EXERCISE PASSAGE:
__________________________________________________
Chris Miller, a professor at Tufts University and author of Chip War, warned that if China deters China-founded startups from expanding internationally, that is a bad thing for the startup ecosystem. The more China relies on potential sticks to keep companies in line with its political priorities, the more that has real risks for China’s efforts to build and support its own ecosystem. The Wire China
The Brookings Institution’s Kyle Chan observed, as reported by WinBuzzer, that Beijing appears to be demanding public support from Chinese tech founders, leaving them unable to stay silent. WinBuzzer The message to every ambitious engineer contemplating a Singapore incorporation is unmistakable: your physical body remains subject to Chinese jurisdiction even after your company has been redomiciled elsewhere.
Three Scenarios for Investors and Policymakers
The resolution of the Manus-Meta review will likely follow one of three paths, each with distinct implications for the global AI competitive landscape.
__________________________________________________
SOURCE INFORMATION:
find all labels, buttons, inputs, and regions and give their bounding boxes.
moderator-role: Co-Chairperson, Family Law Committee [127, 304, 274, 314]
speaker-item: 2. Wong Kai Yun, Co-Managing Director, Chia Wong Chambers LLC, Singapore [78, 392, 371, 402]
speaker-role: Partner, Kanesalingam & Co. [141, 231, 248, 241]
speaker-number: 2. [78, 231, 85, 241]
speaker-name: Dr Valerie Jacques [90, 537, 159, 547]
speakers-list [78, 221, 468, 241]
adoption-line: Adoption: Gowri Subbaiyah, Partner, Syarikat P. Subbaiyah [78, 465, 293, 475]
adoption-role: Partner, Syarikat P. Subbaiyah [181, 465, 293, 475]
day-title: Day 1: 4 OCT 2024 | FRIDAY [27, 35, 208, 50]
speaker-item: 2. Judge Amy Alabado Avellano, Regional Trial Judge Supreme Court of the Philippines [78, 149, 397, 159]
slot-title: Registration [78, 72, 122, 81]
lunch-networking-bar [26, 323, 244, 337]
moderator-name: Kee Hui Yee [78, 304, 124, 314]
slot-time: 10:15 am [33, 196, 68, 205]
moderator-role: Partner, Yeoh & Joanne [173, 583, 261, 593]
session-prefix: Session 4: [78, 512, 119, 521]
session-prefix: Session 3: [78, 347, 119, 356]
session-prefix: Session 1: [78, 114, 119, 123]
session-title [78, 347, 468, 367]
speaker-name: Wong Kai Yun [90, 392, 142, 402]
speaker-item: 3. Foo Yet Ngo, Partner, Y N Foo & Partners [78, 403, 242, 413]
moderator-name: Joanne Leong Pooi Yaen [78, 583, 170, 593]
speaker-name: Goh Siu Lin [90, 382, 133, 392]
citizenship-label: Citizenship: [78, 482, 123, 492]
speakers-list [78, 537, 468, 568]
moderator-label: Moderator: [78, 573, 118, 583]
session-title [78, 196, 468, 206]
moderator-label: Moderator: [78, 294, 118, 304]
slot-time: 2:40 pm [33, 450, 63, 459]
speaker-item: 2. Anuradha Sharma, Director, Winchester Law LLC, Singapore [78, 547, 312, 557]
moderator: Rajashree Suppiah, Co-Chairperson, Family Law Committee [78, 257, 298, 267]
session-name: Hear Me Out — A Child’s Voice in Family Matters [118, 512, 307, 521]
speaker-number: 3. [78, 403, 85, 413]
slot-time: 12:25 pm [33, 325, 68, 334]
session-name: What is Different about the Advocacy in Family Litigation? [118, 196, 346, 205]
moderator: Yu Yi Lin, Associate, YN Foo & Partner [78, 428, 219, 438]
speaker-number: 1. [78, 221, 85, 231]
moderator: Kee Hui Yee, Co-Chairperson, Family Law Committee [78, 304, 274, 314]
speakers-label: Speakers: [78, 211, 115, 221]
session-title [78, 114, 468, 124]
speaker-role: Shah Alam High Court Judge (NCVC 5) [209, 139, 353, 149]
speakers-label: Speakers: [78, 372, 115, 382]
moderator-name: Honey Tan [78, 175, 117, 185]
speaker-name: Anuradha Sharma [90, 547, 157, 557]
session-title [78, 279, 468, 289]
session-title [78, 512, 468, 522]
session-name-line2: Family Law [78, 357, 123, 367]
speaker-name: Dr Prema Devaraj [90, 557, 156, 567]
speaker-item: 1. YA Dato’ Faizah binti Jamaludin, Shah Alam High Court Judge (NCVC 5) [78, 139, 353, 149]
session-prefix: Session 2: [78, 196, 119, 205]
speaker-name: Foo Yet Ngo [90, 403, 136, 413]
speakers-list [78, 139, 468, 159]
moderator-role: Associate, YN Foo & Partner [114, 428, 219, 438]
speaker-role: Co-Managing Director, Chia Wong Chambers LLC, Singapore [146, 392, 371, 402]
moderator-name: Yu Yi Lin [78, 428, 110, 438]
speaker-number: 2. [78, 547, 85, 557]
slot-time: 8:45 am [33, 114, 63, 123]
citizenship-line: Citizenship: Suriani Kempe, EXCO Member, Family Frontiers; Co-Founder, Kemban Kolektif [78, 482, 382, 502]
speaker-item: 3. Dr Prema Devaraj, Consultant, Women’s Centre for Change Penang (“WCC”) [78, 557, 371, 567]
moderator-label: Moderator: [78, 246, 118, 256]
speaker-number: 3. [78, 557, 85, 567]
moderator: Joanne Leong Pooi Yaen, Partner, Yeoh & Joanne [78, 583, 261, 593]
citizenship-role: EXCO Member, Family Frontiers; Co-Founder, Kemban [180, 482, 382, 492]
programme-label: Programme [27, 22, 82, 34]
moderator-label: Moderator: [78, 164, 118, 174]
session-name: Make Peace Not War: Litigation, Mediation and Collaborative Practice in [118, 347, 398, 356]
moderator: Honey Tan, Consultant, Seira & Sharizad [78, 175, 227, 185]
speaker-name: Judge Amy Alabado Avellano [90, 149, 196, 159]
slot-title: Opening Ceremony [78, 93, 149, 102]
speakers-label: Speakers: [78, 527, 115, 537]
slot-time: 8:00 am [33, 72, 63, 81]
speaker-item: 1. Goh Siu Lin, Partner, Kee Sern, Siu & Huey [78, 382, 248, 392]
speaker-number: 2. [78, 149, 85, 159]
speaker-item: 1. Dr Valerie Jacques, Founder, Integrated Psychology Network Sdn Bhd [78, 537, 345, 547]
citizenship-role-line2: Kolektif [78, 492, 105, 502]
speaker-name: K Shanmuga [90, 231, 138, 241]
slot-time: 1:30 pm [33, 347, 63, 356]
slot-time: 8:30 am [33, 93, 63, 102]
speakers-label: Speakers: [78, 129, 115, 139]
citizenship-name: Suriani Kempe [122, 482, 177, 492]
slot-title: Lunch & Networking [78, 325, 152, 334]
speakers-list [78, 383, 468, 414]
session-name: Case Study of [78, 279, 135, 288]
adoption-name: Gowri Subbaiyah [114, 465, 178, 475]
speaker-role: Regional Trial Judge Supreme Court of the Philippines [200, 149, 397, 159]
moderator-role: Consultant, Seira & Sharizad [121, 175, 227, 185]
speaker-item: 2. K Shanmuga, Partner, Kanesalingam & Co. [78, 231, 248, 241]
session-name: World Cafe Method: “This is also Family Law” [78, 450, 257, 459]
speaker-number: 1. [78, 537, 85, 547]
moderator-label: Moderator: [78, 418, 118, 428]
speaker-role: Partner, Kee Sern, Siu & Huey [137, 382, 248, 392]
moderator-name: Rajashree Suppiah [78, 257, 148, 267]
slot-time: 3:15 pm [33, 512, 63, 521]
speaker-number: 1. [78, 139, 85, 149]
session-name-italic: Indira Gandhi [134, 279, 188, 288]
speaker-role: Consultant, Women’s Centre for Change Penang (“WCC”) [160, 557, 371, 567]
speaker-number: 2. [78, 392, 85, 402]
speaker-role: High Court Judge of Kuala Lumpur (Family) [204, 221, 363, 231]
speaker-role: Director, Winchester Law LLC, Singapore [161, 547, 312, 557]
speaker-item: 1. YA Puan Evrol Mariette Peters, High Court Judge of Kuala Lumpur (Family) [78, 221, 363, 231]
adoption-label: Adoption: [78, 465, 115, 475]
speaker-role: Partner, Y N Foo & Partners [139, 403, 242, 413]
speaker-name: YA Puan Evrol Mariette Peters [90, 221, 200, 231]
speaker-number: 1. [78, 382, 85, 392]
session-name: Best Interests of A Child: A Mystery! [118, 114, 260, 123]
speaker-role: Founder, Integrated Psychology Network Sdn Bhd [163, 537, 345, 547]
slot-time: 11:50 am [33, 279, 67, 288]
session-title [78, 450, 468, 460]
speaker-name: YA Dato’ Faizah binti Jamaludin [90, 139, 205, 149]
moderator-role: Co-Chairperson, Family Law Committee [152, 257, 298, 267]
__________________________________________________
REQUIRED WORK: Retype the passage on China and its tech startups, starting at "Three Scenarios for" and ending at "AI competitive landscape.".

RESPONSE AREA:
Three Scenarios for Investors and Policymakers
The resolution of the Manus-Meta review will likely follow one of three paths, each with distinct implications for the global AI competitive landscape.